* START *
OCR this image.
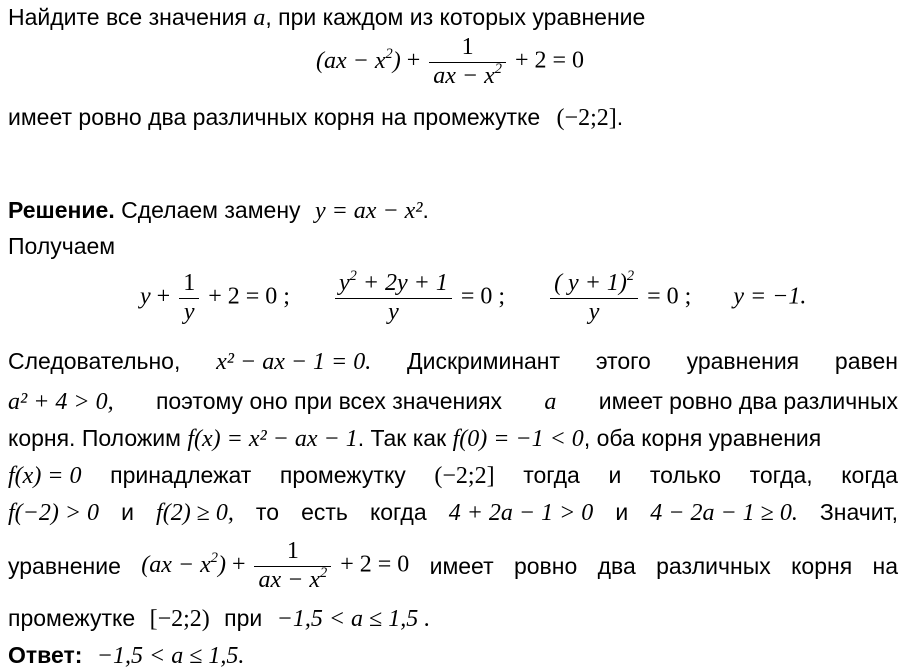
Найдите все значения a, при каждом из которых уравнение
$(ax - x^2) + \frac{1}{ax - x^2} + 2 = 0$
имеет ровно два различных корня на промежутке (−2;2].
Решение. Сделаем замену y = ax − x².
Получаем
$y + \frac{1}{y} + 2 = 0$ ; $\frac{y^2 + 2y + 1}{y} = 0$ ; $\frac{( y + 1)^2}{y} = 0$ ; y = −1.
Следовательно, x² − ax − 1 = 0. Дискриминант этого уравнения равен
a² + 4 > 0, поэтому оно при всех значениях a имеет ровно два различных
корня. Положим f(x) = x² − ax − 1. Так как f(0) = −1 < 0, оба корня уравнения
f(x) = 0 принадлежат промежутку (−2;2] тогда и только тогда, когда
f(−2) > 0 и f(2) ≥ 0, то есть когда 4 + 2a − 1 > 0 и 4 − 2a − 1 ≥ 0. Значит,
уравнение $(ax - x^2) + \frac{1}{ax - x^2} + 2 = 0$ имеет ровно два различных корня на
промежутке [−2;2) при −1,5 < a ≤ 1,5 .
Ответ: −1,5 < a ≤ 1,5.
* END *
● **TASK INSTRUCTIONS**
Transcribe the material exactly, leaving every picture out.

● **ANSWER TO THIS EXERCISE**
OCR this image.
Найдите все значения a, при каждом из которых уравнение
$(ax - x^2) + \frac{1}{ax - x^2} + 2 = 0$
имеет ровно два различных корня на промежутке (−2;2].
Решение. Сделаем замену y = ax − x².
Получаем
$y + \frac{1}{y} + 2 = 0$ ; $\frac{y^2 + 2y + 1}{y} = 0$ ; $\frac{( y + 1)^2}{y} = 0$ ; y = −1.
Следовательно, x² − ax − 1 = 0. Дискриминант этого уравнения равен
a² + 4 > 0, поэтому оно при всех значениях a имеет ровно два различных
корня. Положим f(x) = x² − ax − 1. Так как f(0) = −1 < 0, оба корня уравнения
f(x) = 0 принадлежат промежутку (−2;2] тогда и только тогда, когда
f(−2) > 0 и f(2) ≥ 0, то есть когда 4 + 2a − 1 > 0 и 4 − 2a − 1 ≥ 0. Значит,
уравнение $(ax - x^2) + \frac{1}{ax - x^2} + 2 = 0$ имеет ровно два различных корня на
промежутке [−2;2) при −1,5 < a ≤ 1,5 .
Ответ: −1,5 < a ≤ 1,5.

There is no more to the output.